Write out the records that appear below, verbatim and complete, but without pictures.

Given records:

|---|

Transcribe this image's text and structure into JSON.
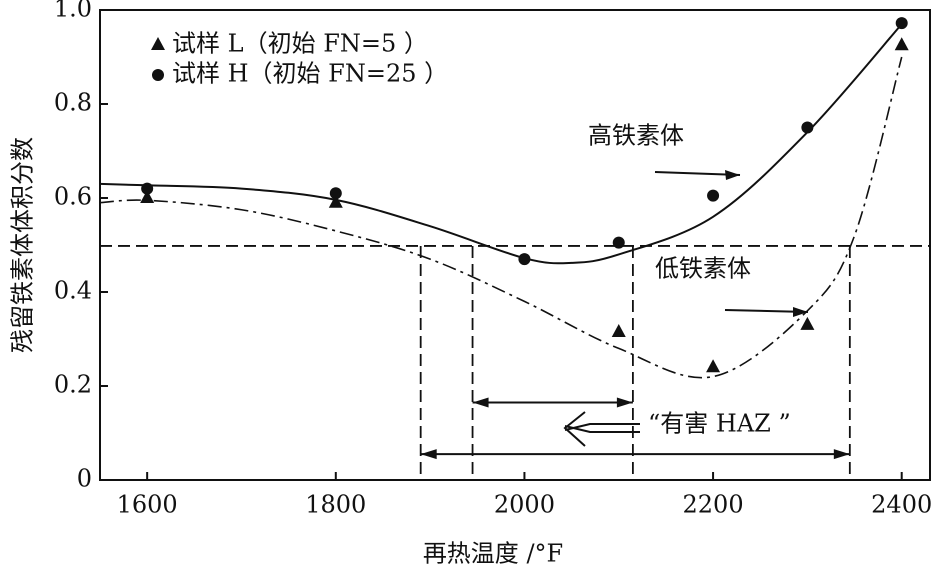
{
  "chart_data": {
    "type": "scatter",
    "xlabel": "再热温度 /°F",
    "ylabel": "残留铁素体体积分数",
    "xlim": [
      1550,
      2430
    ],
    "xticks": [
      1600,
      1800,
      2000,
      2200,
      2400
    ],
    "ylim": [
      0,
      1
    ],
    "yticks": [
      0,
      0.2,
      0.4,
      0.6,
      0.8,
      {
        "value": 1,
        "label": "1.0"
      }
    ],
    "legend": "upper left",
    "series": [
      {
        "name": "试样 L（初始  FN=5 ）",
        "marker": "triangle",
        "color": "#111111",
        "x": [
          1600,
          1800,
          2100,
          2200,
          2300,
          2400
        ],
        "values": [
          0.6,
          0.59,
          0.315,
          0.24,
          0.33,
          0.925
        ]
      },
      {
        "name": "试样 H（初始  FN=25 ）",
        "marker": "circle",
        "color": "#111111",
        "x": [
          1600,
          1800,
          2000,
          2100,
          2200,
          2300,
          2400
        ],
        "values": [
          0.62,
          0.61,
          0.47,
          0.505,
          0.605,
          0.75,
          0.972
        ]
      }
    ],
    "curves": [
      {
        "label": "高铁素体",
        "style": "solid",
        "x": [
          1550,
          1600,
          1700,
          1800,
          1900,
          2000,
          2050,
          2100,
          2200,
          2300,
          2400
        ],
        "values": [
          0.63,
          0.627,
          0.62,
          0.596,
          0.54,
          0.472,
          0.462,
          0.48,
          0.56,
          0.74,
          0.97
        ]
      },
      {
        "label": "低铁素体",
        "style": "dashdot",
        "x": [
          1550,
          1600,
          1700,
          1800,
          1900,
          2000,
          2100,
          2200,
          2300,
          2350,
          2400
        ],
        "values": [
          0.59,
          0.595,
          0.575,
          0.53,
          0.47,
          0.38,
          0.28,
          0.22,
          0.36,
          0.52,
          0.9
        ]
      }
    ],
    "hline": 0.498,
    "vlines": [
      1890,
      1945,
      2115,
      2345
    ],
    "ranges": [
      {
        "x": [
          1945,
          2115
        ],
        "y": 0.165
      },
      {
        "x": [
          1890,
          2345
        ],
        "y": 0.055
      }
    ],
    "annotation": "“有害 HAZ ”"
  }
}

|---|

Solution to this problem:
Transcribe this image's text and structure into JSON.
{
  "chart_data": {
    "type": "scatter",
    "xlabel": "再热温度 /°F",
    "ylabel": "残留铁素体体积分数",
    "xlim": [
      1550,
      2430
    ],
    "xticks": [
      1600,
      1800,
      2000,
      2200,
      2400
    ],
    "ylim": [
      0,
      1
    ],
    "yticks": [
      0,
      0.2,
      0.4,
      0.6,
      0.8,
      {
        "value": 1,
        "label": "1.0"
      }
    ],
    "legend": "upper left",
    "series": [
      {
        "name": "试样 L（初始  FN=5 ）",
        "marker": "triangle",
        "color": "#111111",
        "x": [
          1600,
          1800,
          2100,
          2200,
          2300,
          2400
        ],
        "values": [
          0.6,
          0.59,
          0.315,
          0.24,
          0.33,
          0.925
        ]
      },
      {
        "name": "试样 H（初始  FN=25 ）",
        "marker": "circle",
        "color": "#111111",
        "x": [
          1600,
          1800,
          2000,
          2100,
          2200,
          2300,
          2400
        ],
        "values": [
          0.62,
          0.61,
          0.47,
          0.505,
          0.605,
          0.75,
          0.972
        ]
      }
    ],
    "curves": [
      {
        "label": "高铁素体",
        "style": "solid",
        "x": [
          1550,
          1600,
          1700,
          1800,
          1900,
          2000,
          2050,
          2100,
          2200,
          2300,
          2400
        ],
        "values": [
          0.63,
          0.627,
          0.62,
          0.596,
          0.54,
          0.472,
          0.462,
          0.48,
          0.56,
          0.74,
          0.97
        ]
      },
      {
        "label": "低铁素体",
        "style": "dashdot",
        "x": [
          1550,
          1600,
          1700,
          1800,
          1900,
          2000,
          2100,
          2200,
          2300,
          2350,
          2400
        ],
        "values": [
          0.59,
          0.595,
          0.575,
          0.53,
          0.47,
          0.38,
          0.28,
          0.22,
          0.36,
          0.52,
          0.9
        ]
      }
    ],
    "hline": 0.498,
    "vlines": [
      1890,
      1945,
      2115,
      2345
    ],
    "ranges": [
      {
        "x": [
          1945,
          2115
        ],
        "y": 0.165
      },
      {
        "x": [
          1890,
          2345
        ],
        "y": 0.055
      }
    ],
    "annotation": "“有害 HAZ ”"
  }
}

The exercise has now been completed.